EXERCISE REQUIREMENTS: Make a verbatim copy of the entries below; pictures stay out.

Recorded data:
* BEGIN *

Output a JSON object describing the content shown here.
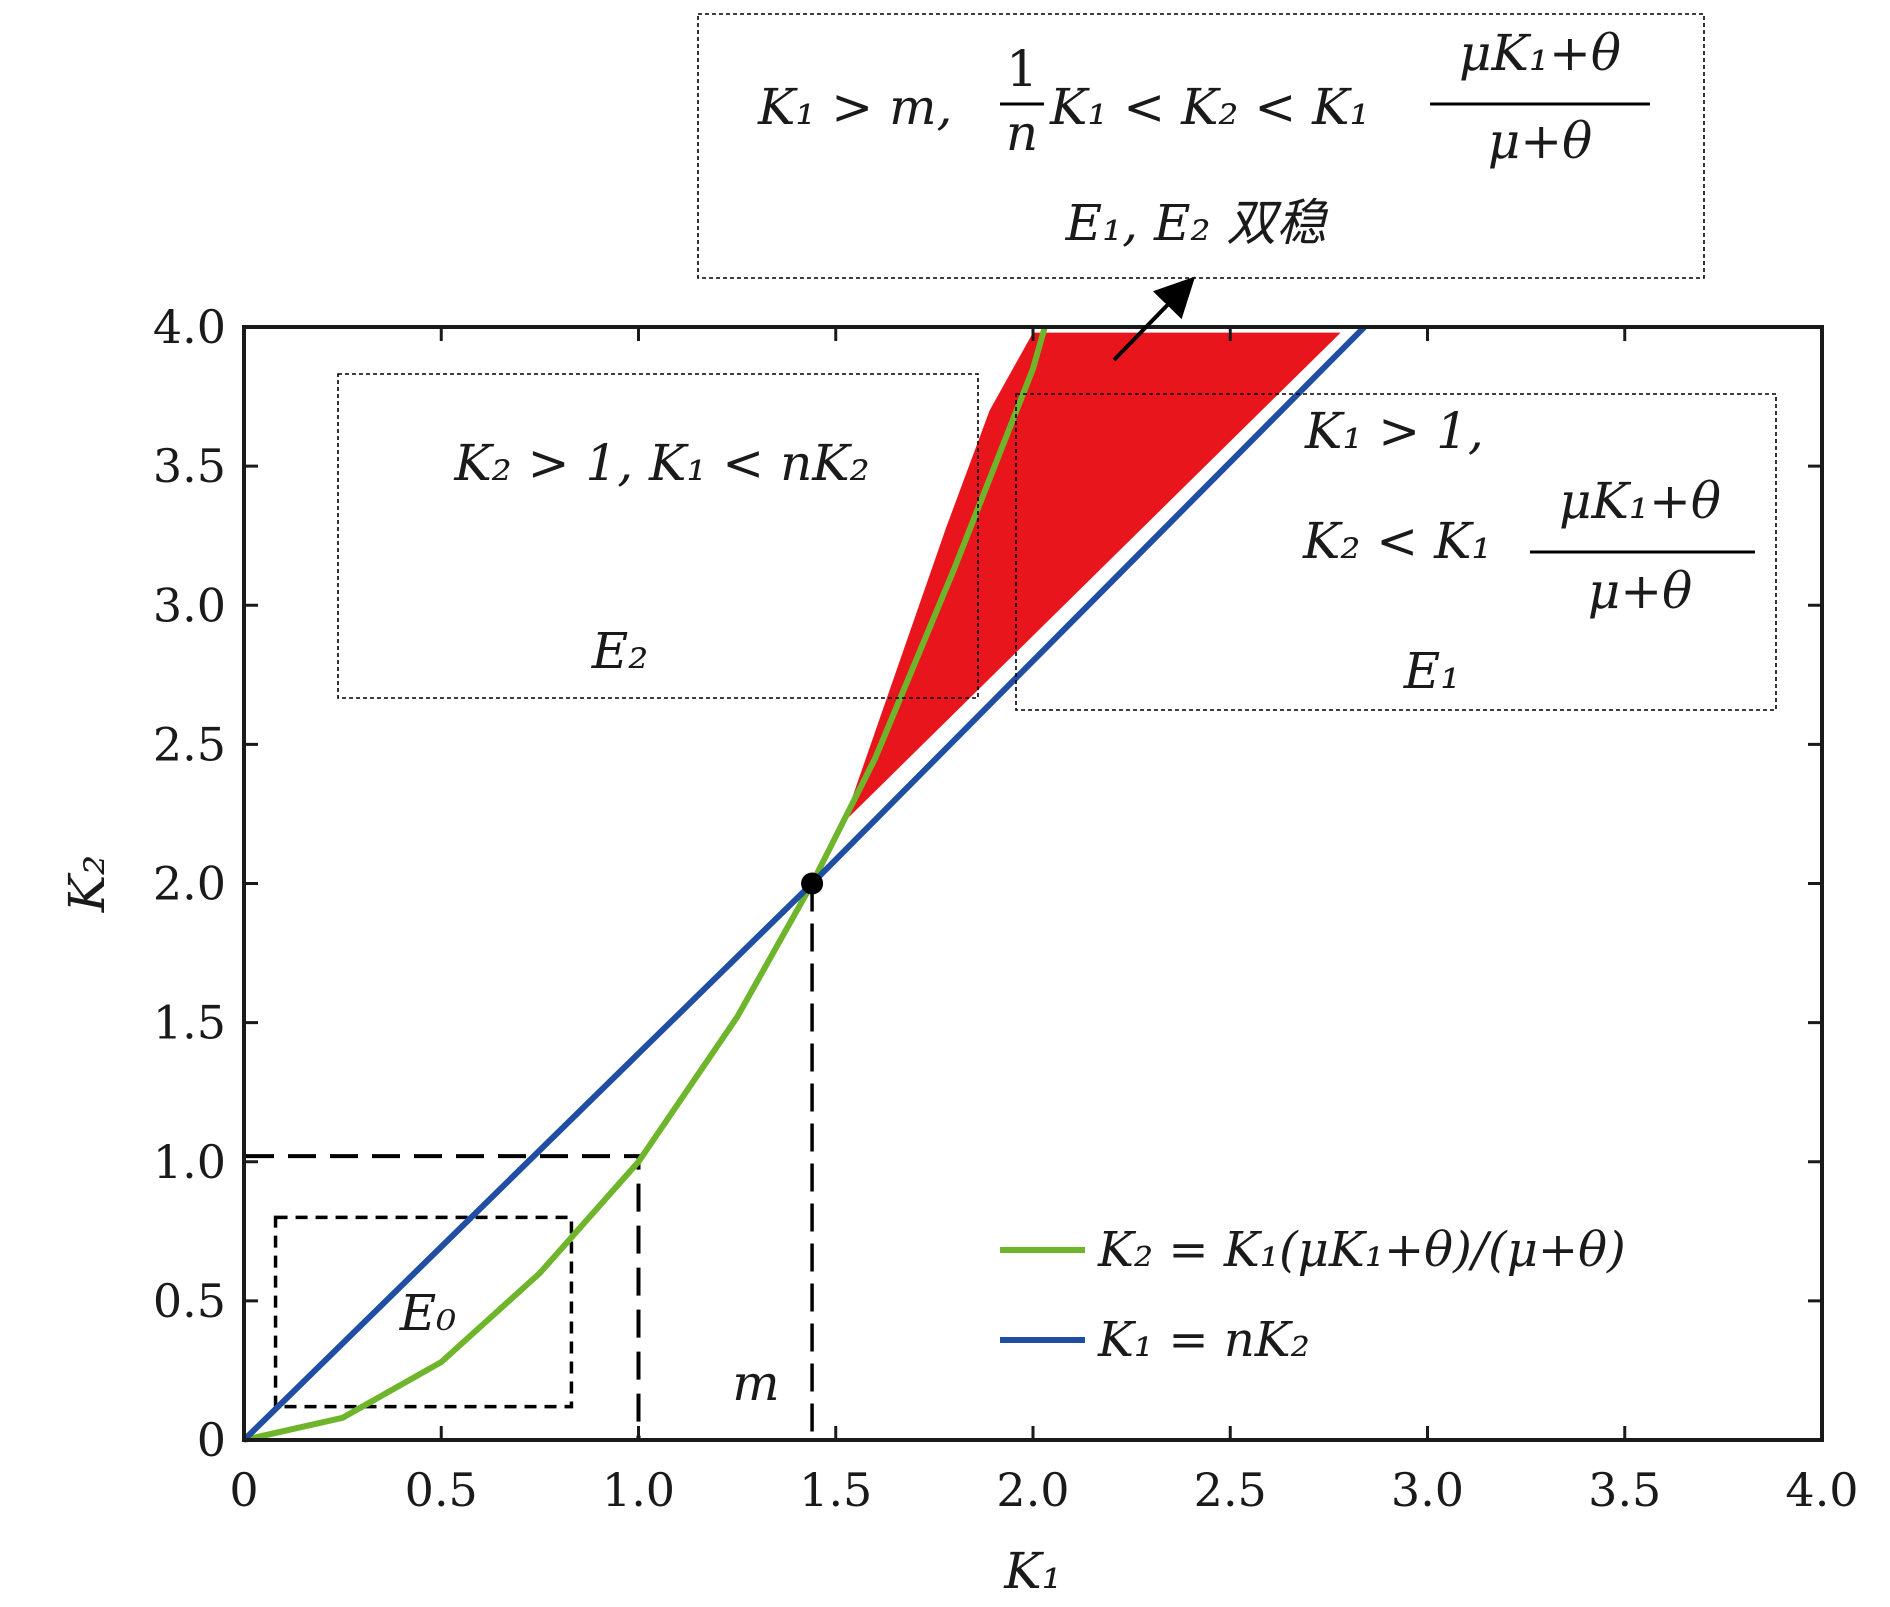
{
  "chart_data": {
    "type": "line",
    "title": "",
    "xlabel": "K₁",
    "ylabel": "K₂",
    "xlim": [
      0,
      4.0
    ],
    "ylim": [
      0,
      4.0
    ],
    "x_ticks": [
      "0",
      "0.5",
      "1.0",
      "1.5",
      "2.0",
      "2.5",
      "3.0",
      "3.5",
      "4.0"
    ],
    "y_ticks": [
      "0",
      "0.5",
      "1.0",
      "1.5",
      "2.0",
      "2.5",
      "3.0",
      "3.5",
      "4.0"
    ],
    "grid": false,
    "legend_position": "bottom-right",
    "series": [
      {
        "name": "K₂ = K₁(μK₁+θ)/(μ+θ)",
        "color": "#6fb52c",
        "x": [
          0,
          0.25,
          0.5,
          0.75,
          1.0,
          1.25,
          1.44,
          1.6,
          1.8,
          2.0,
          2.03
        ],
        "y": [
          0,
          0.08,
          0.28,
          0.6,
          1.0,
          1.52,
          2.0,
          2.45,
          3.13,
          3.85,
          4.0
        ]
      },
      {
        "name": "K₁ = nK₂",
        "color": "#1f4ea3",
        "x": [
          0,
          1.44,
          2.84
        ],
        "y": [
          0,
          2.0,
          4.0
        ]
      }
    ],
    "shaded_region": {
      "color": "#e8161c",
      "vertices": [
        [
          1.52,
          2.22
        ],
        [
          1.78,
          3.28
        ],
        [
          1.89,
          3.7
        ],
        [
          2.0,
          3.98
        ],
        [
          2.78,
          3.98
        ],
        [
          1.52,
          2.22
        ]
      ]
    },
    "marker_point": {
      "x": 1.44,
      "y": 2.0,
      "color": "#000000"
    },
    "guides": [
      {
        "kind": "dashed-box",
        "label": "E₀",
        "x": [
          0,
          1.0
        ],
        "y": [
          0,
          1.02
        ]
      },
      {
        "kind": "dotted-box",
        "x": [
          0.08,
          0.83
        ],
        "y": [
          0.12,
          0.8
        ]
      },
      {
        "kind": "dashed-vline",
        "x": 1.44,
        "y": [
          0,
          2.0
        ]
      }
    ],
    "annotations": {
      "m": "m",
      "E0": "E₀",
      "box_E2": {
        "line1": "K₂ > 1, K₁ < nK₂",
        "line2": "E₂"
      },
      "box_E1": {
        "line1": "K₁ > 1,",
        "line2_left": "K₂ < K₁",
        "frac_num": "μK₁+θ",
        "frac_den": "μ+θ",
        "line3": "E₁"
      },
      "box_bistable": {
        "part1": "K₁ > m,",
        "frac_a_num": "1",
        "frac_a_den": "n",
        "part2": "K₁ < K₂ < K₁",
        "frac_b_num": "μK₁+θ",
        "frac_b_den": "μ+θ",
        "line2": "E₁, E₂ 双稳"
      }
    }
  }
}
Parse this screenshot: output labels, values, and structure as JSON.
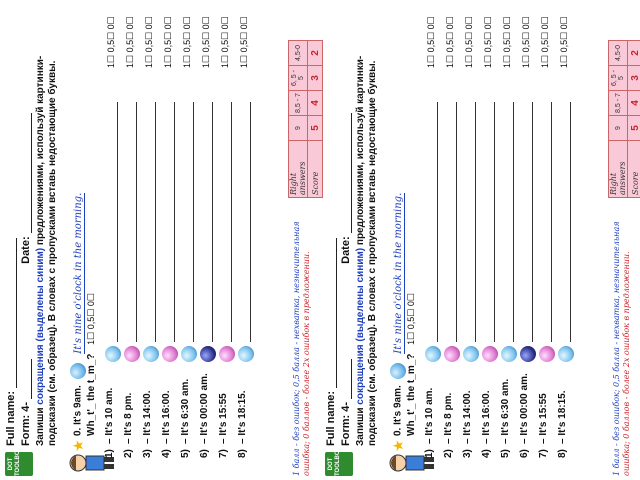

* END *

RESPONSE:
Output a JSON object describing the content shown here.
{
  "chart_data": {
    "type": "line",
    "title": "",
    "xlabel": "K₁",
    "ylabel": "K₂",
    "xlim": [
      0,
      4.0
    ],
    "ylim": [
      0,
      4.0
    ],
    "x_ticks": [
      "0",
      "0.5",
      "1.0",
      "1.5",
      "2.0",
      "2.5",
      "3.0",
      "3.5",
      "4.0"
    ],
    "y_ticks": [
      "0",
      "0.5",
      "1.0",
      "1.5",
      "2.0",
      "2.5",
      "3.0",
      "3.5",
      "4.0"
    ],
    "grid": false,
    "legend_position": "bottom-right",
    "series": [
      {
        "name": "K₂ = K₁(μK₁+θ)/(μ+θ)",
        "color": "#6fb52c",
        "x": [
          0,
          0.25,
          0.5,
          0.75,
          1.0,
          1.25,
          1.44,
          1.6,
          1.8,
          2.0,
          2.03
        ],
        "y": [
          0,
          0.08,
          0.28,
          0.6,
          1.0,
          1.52,
          2.0,
          2.45,
          3.13,
          3.85,
          4.0
        ]
      },
      {
        "name": "K₁ = nK₂",
        "color": "#1f4ea3",
        "x": [
          0,
          1.44,
          2.84
        ],
        "y": [
          0,
          2.0,
          4.0
        ]
      }
    ],
    "shaded_region": {
      "color": "#e8161c",
      "vertices": [
        [
          1.52,
          2.22
        ],
        [
          1.78,
          3.28
        ],
        [
          1.89,
          3.7
        ],
        [
          2.0,
          3.98
        ],
        [
          2.78,
          3.98
        ],
        [
          1.52,
          2.22
        ]
      ]
    },
    "marker_point": {
      "x": 1.44,
      "y": 2.0,
      "color": "#000000"
    },
    "guides": [
      {
        "kind": "dashed-box",
        "label": "E₀",
        "x": [
          0,
          1.0
        ],
        "y": [
          0,
          1.02
        ]
      },
      {
        "kind": "dotted-box",
        "x": [
          0.08,
          0.83
        ],
        "y": [
          0.12,
          0.8
        ]
      },
      {
        "kind": "dashed-vline",
        "x": 1.44,
        "y": [
          0,
          2.0
        ]
      }
    ],
    "annotations": {
      "m": "m",
      "E0": "E₀",
      "box_E2": {
        "line1": "K₂ > 1, K₁ < nK₂",
        "line2": "E₂"
      },
      "box_E1": {
        "line1": "K₁ > 1,",
        "line2_left": "K₂ < K₁",
        "frac_num": "μK₁+θ",
        "frac_den": "μ+θ",
        "line3": "E₁"
      },
      "box_bistable": {
        "part1": "K₁ > m,",
        "frac_a_num": "1",
        "frac_a_den": "n",
        "part2": "K₁ < K₂ < K₁",
        "frac_b_num": "μK₁+θ",
        "frac_b_den": "μ+θ",
        "line2": "E₁, E₂ 双稳"
      }
    }
  }
}
Parse this screenshot: output labels, values, and structure as JSON.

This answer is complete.